Dataset excerpts:
** Begin **
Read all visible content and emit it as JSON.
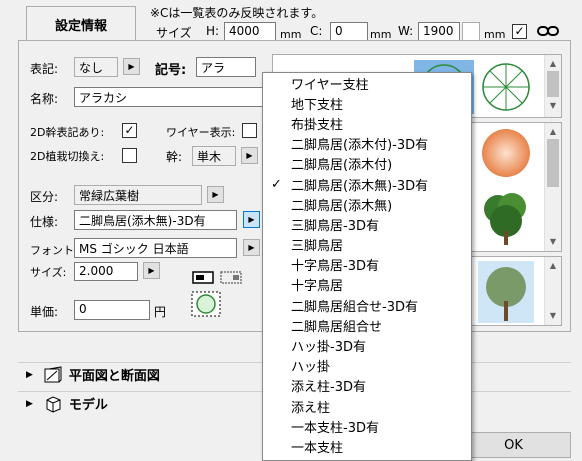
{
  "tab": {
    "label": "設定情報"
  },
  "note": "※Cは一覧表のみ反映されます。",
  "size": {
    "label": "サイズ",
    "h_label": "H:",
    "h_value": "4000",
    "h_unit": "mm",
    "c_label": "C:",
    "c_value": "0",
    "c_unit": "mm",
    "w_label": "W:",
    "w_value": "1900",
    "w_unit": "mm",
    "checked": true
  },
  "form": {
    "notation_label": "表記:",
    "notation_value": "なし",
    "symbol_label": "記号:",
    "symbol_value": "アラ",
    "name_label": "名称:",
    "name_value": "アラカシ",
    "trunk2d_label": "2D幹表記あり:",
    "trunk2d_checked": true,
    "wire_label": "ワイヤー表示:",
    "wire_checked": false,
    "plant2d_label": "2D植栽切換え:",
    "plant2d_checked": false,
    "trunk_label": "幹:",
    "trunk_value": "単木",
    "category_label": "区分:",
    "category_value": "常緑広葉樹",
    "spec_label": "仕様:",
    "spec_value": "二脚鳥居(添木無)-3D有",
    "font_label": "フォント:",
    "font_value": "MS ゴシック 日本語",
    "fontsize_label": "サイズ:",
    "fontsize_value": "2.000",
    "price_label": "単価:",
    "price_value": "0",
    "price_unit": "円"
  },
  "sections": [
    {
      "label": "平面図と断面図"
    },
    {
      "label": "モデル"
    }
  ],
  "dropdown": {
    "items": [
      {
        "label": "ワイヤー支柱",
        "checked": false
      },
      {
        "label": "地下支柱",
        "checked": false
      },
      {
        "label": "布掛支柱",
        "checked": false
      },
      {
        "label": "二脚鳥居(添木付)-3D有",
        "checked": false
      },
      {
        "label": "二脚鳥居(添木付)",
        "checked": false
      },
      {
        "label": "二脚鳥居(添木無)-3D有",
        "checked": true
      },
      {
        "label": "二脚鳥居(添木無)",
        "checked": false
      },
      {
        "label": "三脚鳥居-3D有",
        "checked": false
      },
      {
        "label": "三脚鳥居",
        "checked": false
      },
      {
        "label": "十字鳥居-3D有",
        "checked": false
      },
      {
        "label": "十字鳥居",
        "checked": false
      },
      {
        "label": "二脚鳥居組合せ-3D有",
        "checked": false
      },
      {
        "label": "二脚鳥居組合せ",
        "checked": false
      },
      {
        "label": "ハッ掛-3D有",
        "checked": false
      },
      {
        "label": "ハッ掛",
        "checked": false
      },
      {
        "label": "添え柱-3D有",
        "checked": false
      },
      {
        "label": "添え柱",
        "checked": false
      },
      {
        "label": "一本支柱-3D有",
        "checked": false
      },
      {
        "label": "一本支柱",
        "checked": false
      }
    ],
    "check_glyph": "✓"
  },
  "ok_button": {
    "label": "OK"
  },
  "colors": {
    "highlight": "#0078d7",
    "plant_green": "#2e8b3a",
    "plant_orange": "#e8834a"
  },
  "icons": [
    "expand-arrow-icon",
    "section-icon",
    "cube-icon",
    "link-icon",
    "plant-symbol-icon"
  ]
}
** End **
Short task: Gather each line holding the string "true".

Solution for this task:
    "checked": true
    "trunk2d_checked": true,
        "checked": true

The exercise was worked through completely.